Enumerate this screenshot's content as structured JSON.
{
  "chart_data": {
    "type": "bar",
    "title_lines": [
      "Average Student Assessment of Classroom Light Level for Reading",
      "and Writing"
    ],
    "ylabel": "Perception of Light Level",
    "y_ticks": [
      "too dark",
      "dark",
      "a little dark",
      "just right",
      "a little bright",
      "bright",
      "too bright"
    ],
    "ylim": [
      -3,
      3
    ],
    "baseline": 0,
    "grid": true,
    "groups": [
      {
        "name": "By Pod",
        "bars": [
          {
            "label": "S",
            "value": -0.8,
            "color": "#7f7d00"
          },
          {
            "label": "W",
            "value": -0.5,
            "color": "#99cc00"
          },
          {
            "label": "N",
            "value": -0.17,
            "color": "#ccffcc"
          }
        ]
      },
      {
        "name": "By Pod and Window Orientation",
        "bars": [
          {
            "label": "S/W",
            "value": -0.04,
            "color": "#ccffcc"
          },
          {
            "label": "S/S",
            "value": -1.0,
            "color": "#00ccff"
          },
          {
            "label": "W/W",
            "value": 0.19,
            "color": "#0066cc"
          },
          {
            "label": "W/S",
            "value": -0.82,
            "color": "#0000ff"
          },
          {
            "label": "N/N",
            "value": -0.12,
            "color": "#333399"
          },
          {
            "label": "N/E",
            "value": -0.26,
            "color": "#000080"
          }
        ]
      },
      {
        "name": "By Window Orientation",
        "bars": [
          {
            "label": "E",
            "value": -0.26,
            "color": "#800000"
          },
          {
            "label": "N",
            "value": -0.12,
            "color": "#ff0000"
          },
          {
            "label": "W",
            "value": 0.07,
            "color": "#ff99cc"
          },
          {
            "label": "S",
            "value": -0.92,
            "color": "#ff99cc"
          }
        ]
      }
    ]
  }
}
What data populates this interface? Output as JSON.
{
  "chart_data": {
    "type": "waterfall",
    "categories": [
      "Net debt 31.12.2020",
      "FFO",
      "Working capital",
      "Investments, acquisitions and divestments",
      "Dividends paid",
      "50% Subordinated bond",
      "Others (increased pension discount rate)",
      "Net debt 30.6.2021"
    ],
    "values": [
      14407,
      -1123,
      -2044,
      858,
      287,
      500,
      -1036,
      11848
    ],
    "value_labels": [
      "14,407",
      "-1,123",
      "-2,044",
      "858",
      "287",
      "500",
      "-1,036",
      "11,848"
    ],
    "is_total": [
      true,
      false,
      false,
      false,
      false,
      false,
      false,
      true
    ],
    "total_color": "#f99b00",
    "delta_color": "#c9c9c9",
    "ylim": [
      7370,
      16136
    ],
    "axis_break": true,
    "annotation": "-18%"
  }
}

........

# Written problem:
From the data, list each line in which the string "JSON" appears.

# Task answer:
Enumerate this screenshot's content as structured JSON.
What data populates this interface? Output as JSON.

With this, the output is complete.